■ Raw data
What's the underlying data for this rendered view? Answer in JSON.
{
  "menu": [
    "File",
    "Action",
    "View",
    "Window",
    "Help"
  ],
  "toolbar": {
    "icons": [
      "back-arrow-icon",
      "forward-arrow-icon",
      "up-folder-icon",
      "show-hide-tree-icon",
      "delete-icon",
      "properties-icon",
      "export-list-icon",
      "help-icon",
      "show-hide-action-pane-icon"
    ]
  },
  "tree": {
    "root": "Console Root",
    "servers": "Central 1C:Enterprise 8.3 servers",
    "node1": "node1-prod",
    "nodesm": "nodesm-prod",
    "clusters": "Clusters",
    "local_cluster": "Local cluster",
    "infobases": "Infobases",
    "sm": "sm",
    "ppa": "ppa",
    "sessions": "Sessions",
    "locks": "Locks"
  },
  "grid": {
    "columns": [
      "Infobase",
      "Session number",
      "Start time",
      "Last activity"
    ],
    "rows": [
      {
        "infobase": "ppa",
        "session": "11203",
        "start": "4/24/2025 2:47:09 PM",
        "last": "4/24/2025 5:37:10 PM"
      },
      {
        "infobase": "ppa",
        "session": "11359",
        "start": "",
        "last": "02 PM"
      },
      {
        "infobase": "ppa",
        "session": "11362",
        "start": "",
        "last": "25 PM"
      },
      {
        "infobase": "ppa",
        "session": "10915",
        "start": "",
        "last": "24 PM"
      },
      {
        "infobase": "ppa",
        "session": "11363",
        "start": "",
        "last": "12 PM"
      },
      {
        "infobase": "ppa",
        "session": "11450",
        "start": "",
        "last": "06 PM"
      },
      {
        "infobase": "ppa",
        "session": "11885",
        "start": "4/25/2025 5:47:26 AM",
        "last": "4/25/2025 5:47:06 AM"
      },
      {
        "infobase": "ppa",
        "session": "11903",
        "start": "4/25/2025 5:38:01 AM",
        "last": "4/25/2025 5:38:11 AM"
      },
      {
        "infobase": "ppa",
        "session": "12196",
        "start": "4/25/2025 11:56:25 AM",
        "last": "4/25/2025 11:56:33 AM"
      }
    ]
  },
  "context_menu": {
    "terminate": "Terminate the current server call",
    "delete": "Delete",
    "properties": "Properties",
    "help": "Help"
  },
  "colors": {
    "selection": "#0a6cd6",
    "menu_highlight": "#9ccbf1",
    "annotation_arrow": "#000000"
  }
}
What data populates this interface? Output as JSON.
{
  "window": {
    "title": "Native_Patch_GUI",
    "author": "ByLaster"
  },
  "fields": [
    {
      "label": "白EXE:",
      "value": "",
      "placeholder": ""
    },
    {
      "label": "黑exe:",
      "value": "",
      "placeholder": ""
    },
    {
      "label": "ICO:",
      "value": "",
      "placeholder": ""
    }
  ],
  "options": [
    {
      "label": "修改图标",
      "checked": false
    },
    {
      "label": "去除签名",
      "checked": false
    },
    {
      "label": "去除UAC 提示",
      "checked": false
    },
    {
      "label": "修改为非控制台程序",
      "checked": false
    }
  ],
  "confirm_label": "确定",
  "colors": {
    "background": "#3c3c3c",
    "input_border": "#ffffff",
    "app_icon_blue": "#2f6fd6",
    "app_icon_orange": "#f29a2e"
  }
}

--

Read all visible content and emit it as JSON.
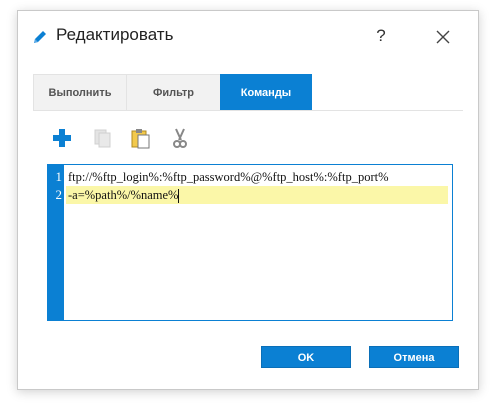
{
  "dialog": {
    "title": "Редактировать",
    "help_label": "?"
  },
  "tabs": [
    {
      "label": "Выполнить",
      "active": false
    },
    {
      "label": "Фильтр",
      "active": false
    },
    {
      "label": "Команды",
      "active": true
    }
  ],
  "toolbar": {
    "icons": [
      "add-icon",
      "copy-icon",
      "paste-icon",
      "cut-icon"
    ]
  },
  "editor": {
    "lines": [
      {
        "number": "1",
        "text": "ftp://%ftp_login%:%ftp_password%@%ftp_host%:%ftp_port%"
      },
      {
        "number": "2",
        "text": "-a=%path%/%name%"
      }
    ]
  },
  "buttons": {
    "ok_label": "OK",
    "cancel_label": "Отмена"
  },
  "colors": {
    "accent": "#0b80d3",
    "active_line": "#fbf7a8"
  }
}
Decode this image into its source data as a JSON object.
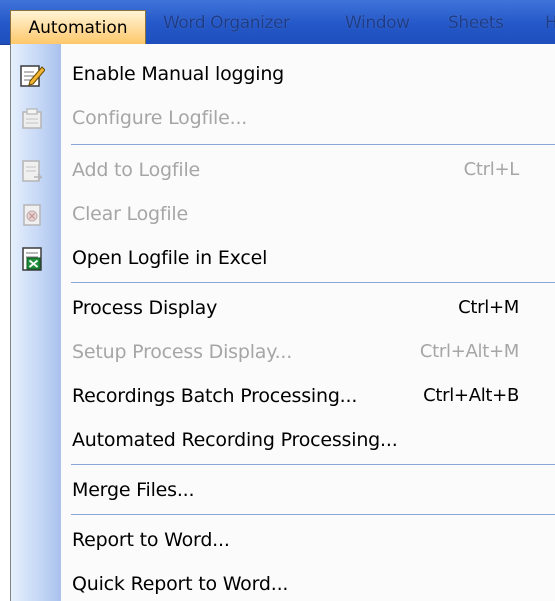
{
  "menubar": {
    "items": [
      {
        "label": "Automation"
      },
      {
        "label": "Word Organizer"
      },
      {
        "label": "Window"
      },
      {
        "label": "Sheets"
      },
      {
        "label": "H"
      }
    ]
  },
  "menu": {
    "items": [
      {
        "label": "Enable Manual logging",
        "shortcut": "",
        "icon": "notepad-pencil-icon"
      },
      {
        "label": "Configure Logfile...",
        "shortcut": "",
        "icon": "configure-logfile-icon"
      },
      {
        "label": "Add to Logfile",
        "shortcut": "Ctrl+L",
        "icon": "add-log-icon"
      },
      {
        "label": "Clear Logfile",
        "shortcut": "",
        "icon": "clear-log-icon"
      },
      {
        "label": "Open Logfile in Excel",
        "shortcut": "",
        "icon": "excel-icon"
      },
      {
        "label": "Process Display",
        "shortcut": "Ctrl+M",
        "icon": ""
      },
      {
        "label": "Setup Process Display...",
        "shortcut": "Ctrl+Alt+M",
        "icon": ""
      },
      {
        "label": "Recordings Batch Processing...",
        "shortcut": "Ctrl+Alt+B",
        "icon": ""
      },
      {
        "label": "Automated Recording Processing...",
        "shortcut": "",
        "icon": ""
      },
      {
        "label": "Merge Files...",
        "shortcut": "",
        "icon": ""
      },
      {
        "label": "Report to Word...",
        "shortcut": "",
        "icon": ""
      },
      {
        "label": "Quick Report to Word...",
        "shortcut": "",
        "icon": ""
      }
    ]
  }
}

■ Problem to work on
Find the word "hide" in the entries above and gather every line that holds it.

■ Problem solution
      "show-hide-tree-icon",
      "show-hide-action-pane-icon"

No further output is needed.